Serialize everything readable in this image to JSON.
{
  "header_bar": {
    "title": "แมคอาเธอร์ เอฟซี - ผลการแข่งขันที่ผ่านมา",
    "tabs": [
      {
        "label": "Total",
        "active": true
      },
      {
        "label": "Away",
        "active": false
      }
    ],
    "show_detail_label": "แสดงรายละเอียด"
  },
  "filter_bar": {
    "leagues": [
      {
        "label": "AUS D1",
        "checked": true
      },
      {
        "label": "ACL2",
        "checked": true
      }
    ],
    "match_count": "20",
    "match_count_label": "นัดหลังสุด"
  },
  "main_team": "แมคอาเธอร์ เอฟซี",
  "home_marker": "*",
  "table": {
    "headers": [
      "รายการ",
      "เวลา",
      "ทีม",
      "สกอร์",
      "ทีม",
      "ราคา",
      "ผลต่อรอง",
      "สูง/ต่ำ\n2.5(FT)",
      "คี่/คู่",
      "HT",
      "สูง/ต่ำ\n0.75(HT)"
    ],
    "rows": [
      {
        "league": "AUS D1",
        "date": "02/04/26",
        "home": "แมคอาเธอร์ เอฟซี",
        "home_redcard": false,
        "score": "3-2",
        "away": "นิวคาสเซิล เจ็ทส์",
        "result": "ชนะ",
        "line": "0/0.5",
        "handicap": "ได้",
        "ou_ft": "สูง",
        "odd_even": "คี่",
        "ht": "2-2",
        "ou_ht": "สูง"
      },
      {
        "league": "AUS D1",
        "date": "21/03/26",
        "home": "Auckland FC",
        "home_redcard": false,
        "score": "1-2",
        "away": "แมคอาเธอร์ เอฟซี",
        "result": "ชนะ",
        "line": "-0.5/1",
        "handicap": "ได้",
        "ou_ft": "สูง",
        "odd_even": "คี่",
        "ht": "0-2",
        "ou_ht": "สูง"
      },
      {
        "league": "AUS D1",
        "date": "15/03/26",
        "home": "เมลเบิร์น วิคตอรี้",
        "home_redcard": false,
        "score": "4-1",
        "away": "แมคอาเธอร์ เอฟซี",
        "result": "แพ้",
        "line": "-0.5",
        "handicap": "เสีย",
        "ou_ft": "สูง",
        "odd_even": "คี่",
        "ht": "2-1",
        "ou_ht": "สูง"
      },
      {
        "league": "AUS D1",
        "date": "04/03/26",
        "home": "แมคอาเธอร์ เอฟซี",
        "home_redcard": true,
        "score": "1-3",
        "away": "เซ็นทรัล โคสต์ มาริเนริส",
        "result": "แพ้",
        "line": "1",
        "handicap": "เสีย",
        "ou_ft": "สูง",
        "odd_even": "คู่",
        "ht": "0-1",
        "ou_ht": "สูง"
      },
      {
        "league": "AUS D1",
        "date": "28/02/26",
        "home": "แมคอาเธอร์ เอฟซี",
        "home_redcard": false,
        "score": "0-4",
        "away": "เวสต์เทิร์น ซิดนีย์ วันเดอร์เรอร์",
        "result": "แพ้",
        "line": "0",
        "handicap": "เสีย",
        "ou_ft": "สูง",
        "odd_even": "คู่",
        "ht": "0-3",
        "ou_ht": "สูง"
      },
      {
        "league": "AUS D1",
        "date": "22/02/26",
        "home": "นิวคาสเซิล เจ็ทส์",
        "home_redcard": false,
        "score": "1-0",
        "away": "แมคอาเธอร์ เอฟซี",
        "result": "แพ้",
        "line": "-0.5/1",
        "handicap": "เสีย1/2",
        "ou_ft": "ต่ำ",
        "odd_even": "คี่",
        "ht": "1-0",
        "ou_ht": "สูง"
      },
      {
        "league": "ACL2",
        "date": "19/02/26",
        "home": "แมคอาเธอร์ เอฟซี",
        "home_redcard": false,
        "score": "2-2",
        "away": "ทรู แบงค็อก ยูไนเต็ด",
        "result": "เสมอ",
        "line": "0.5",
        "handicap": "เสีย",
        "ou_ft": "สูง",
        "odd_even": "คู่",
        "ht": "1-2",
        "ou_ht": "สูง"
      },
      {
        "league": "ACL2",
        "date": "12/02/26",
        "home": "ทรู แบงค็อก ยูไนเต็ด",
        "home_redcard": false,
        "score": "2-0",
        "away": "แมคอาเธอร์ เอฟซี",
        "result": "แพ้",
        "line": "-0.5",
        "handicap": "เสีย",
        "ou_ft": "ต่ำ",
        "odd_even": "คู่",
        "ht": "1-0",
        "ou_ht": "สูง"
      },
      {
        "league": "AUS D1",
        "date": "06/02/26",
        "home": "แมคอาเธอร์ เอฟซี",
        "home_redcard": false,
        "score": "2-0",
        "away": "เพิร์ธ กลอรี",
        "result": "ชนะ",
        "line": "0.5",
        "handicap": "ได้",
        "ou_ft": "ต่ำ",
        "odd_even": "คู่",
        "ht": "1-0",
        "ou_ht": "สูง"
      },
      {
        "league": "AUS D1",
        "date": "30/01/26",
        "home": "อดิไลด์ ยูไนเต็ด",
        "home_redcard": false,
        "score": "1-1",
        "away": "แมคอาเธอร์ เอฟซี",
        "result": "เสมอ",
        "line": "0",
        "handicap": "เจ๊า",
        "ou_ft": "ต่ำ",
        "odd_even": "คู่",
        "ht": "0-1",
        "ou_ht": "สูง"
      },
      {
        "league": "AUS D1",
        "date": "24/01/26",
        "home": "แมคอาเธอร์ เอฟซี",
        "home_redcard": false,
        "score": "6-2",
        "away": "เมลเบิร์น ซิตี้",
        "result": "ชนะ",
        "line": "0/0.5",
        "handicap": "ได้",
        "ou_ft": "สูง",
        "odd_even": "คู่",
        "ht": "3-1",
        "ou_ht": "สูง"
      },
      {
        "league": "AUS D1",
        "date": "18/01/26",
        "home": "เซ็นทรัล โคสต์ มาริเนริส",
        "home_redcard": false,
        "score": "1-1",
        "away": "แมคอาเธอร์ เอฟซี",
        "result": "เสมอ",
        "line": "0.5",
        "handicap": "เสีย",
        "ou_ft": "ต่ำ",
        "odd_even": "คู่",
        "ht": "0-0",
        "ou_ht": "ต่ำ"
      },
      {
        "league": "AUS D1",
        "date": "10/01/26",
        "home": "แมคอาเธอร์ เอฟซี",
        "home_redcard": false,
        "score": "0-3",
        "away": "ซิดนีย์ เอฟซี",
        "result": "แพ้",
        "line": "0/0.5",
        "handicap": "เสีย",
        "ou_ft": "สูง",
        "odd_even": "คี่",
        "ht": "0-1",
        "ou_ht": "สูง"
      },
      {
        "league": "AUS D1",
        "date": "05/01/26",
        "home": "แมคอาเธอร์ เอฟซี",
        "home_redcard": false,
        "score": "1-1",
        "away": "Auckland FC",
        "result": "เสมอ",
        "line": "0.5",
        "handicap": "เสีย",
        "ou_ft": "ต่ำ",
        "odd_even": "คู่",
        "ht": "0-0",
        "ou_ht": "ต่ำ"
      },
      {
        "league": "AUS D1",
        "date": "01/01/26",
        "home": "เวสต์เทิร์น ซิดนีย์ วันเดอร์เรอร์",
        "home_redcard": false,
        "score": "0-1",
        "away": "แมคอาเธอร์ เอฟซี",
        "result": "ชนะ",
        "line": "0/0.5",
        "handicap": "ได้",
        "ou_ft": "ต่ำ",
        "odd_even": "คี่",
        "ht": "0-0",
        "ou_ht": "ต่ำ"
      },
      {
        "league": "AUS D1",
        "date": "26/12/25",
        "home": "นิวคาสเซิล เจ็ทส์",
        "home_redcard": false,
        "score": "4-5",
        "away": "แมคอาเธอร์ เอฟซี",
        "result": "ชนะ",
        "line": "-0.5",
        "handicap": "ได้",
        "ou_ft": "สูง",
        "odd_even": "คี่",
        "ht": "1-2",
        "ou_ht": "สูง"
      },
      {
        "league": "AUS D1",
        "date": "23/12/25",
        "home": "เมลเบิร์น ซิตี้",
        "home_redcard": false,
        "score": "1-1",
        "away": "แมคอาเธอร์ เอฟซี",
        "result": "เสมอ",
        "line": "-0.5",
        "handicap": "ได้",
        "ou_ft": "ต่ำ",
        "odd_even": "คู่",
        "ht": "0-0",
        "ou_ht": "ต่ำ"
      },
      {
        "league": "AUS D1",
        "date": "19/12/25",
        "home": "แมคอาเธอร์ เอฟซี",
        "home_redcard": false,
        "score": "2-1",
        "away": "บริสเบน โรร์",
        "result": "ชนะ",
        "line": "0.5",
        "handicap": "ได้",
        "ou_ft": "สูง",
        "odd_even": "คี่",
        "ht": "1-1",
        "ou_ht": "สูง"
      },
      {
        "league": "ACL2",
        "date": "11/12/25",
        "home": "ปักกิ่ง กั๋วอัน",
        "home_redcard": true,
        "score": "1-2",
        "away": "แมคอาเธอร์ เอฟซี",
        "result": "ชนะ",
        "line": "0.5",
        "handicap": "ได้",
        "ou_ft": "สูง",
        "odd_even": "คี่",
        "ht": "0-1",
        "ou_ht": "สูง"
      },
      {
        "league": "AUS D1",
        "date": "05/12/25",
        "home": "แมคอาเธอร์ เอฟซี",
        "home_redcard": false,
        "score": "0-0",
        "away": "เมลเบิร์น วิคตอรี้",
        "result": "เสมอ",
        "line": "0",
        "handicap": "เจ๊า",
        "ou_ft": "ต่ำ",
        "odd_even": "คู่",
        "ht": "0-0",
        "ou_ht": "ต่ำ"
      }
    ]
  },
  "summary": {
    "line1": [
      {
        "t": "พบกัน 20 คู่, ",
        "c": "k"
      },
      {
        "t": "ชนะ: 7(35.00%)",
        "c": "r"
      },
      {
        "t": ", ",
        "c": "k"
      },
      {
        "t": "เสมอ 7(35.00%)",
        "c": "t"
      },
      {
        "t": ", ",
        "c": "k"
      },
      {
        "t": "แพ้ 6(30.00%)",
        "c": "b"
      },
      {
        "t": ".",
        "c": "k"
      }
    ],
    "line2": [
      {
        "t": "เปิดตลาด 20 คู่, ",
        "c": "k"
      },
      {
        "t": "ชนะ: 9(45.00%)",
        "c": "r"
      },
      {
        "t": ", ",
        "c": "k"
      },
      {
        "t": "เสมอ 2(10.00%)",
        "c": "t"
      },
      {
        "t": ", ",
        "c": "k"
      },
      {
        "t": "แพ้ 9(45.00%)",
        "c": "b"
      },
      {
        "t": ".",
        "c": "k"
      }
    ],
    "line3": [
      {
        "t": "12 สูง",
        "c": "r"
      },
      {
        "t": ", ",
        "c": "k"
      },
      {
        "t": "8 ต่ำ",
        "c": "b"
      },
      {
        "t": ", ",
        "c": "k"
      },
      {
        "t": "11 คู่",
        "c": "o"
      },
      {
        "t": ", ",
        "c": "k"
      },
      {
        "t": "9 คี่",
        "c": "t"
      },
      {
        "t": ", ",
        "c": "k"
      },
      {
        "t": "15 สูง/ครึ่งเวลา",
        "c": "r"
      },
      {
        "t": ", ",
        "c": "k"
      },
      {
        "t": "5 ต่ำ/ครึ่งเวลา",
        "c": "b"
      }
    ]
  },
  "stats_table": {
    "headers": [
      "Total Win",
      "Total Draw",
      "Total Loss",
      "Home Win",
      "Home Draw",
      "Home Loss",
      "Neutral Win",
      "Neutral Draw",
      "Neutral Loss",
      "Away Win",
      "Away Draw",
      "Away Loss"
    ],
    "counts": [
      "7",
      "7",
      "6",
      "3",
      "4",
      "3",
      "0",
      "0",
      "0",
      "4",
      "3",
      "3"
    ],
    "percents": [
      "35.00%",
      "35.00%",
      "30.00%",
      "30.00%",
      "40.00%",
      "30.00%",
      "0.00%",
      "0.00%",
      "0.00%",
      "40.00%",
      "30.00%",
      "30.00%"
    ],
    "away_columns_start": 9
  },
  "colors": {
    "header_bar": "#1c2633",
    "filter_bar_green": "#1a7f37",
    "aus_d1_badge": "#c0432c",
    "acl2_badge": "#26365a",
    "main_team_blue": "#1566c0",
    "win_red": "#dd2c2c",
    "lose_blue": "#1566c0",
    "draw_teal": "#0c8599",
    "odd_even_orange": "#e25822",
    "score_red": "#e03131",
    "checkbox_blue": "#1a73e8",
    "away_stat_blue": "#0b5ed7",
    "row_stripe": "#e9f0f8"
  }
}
* * *
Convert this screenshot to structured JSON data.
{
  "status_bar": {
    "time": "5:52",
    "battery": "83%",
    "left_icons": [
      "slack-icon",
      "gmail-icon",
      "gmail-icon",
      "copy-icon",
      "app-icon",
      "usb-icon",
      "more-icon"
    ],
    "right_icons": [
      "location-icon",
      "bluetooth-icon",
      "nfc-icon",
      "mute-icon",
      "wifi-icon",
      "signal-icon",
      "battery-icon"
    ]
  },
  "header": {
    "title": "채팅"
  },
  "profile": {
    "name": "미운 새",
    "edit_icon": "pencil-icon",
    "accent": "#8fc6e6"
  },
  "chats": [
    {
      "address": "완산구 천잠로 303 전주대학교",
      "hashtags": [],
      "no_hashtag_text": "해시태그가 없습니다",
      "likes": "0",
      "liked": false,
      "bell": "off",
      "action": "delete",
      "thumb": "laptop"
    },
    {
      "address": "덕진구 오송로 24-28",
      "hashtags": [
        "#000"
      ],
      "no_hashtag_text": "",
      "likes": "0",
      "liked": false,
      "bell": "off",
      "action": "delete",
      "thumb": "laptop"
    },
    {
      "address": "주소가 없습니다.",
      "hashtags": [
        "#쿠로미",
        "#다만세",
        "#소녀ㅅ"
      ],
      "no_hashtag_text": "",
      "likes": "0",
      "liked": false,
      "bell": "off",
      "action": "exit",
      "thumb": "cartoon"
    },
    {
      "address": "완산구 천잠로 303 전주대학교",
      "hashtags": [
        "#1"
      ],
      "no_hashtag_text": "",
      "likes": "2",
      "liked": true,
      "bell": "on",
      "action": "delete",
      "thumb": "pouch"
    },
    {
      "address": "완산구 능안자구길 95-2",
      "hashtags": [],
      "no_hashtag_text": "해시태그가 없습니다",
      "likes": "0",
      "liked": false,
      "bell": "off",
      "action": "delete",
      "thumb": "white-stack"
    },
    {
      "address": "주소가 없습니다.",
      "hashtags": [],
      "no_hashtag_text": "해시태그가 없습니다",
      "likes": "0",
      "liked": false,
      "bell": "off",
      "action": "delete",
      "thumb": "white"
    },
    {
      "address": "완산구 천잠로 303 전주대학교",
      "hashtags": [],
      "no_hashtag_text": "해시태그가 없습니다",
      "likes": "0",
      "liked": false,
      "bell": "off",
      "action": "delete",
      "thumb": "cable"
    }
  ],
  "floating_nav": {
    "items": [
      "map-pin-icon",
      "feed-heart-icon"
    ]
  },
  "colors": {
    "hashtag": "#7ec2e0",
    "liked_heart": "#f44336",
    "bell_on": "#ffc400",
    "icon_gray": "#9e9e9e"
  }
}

#### To do
Search the data above for the string "Total" and copy each line that has it.

#### Solved problem
        "label": "Total",
      "Total Win",
      "Total Draw",
      "Total Loss",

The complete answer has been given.